→ **Your goal**:
Return the listing below word for word.

→ **Extracted records**:
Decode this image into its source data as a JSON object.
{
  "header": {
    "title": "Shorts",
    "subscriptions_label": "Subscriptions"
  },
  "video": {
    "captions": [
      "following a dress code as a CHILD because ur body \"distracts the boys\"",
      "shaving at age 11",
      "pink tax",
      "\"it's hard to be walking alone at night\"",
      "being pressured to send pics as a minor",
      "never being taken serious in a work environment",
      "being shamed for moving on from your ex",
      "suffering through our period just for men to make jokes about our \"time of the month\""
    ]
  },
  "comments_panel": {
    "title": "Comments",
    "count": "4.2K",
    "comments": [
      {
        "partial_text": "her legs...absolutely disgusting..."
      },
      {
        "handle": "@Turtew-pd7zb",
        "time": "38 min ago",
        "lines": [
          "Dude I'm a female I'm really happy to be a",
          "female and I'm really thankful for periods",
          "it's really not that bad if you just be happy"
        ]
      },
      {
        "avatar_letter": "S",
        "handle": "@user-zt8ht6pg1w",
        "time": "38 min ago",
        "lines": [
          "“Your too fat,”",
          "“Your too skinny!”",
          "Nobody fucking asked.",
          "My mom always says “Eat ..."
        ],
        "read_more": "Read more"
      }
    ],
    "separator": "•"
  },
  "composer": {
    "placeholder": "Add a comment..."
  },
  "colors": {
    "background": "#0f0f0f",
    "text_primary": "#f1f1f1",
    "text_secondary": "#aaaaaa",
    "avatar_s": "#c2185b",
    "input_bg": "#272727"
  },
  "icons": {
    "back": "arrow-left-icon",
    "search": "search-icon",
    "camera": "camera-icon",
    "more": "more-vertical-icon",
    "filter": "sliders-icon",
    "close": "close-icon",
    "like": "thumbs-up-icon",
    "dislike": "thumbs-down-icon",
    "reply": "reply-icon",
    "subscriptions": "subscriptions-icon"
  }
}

→ **Written response**:
Decode this image into its source data as a JSON object.
{
  "header": {
    "title": "Shorts",
    "subscriptions_label": "Subscriptions"
  },
  "video": {
    "captions": [
      "following a dress code as a CHILD because ur body \"distracts the boys\"",
      "shaving at age 11",
      "pink tax",
      "\"it's hard to be walking alone at night\"",
      "being pressured to send pics as a minor",
      "never being taken serious in a work environment",
      "being shamed for moving on from your ex",
      "suffering through our period just for men to make jokes about our \"time of the month\""
    ]
  },
  "comments_panel": {
    "title": "Comments",
    "count": "4.2K",
    "comments": [
      {
        "partial_text": "her legs...absolutely disgusting..."
      },
      {
        "handle": "@Turtew-pd7zb",
        "time": "38 min ago",
        "lines": [
          "Dude I'm a female I'm really happy to be a",
          "female and I'm really thankful for periods",
          "it's really not that bad if you just be happy"
        ]
      },
      {
        "avatar_letter": "S",
        "handle": "@user-zt8ht6pg1w",
        "time": "38 min ago",
        "lines": [
          "“Your too fat,”",
          "“Your too skinny!”",
          "Nobody fucking asked.",
          "My mom always says “Eat ..."
        ],
        "read_more": "Read more"
      }
    ],
    "separator": "•"
  },
  "composer": {
    "placeholder": "Add a comment..."
  },
  "colors": {
    "background": "#0f0f0f",
    "text_primary": "#f1f1f1",
    "text_secondary": "#aaaaaa",
    "avatar_s": "#c2185b",
    "input_bg": "#272727"
  },
  "icons": {
    "back": "arrow-left-icon",
    "search": "search-icon",
    "camera": "camera-icon",
    "more": "more-vertical-icon",
    "filter": "sliders-icon",
    "close": "close-icon",
    "like": "thumbs-up-icon",
    "dislike": "thumbs-down-icon",
    "reply": "reply-icon",
    "subscriptions": "subscriptions-icon"
  }
}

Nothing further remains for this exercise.